Saved entries
◇ ◇ ◇

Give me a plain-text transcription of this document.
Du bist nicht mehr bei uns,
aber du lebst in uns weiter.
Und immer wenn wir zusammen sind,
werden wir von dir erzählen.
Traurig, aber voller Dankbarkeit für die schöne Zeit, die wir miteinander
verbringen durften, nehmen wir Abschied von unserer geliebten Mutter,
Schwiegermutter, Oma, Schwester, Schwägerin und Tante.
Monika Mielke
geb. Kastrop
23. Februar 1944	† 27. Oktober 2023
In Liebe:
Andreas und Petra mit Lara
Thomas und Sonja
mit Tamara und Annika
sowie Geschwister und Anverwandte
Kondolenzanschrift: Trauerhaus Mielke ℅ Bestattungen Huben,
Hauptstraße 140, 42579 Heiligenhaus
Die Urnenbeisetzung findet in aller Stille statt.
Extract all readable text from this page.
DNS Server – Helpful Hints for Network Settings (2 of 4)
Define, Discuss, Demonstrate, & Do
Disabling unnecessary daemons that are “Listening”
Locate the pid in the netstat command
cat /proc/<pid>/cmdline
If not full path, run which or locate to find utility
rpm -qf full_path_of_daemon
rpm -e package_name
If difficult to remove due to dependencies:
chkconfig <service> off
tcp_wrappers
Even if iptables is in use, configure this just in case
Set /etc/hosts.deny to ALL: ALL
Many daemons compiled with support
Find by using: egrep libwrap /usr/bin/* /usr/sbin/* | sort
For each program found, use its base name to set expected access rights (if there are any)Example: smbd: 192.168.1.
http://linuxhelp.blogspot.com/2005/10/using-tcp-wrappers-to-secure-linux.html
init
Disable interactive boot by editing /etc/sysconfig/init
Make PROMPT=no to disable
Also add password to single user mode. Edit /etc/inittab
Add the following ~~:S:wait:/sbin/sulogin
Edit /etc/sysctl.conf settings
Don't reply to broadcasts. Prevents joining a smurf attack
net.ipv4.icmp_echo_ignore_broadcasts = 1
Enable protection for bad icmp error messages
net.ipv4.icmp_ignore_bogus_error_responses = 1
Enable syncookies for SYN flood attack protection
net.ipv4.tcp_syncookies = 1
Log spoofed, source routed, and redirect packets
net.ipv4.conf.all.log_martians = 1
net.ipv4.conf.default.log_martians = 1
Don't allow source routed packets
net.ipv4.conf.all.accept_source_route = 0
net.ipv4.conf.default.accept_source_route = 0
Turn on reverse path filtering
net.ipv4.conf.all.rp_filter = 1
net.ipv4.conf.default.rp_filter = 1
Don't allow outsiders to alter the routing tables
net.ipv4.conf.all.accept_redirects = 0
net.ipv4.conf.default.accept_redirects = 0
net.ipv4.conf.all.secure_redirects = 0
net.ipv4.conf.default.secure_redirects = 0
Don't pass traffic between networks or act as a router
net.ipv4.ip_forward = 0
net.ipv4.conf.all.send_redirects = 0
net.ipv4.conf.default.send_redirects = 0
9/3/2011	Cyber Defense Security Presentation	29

◇ ◇ ◇

-- WHAT YOU SHOULD DO --
Of the lines in the entries, how many include the word "sbin"? State only the number.

-- EXERCISE SOLUTION --
2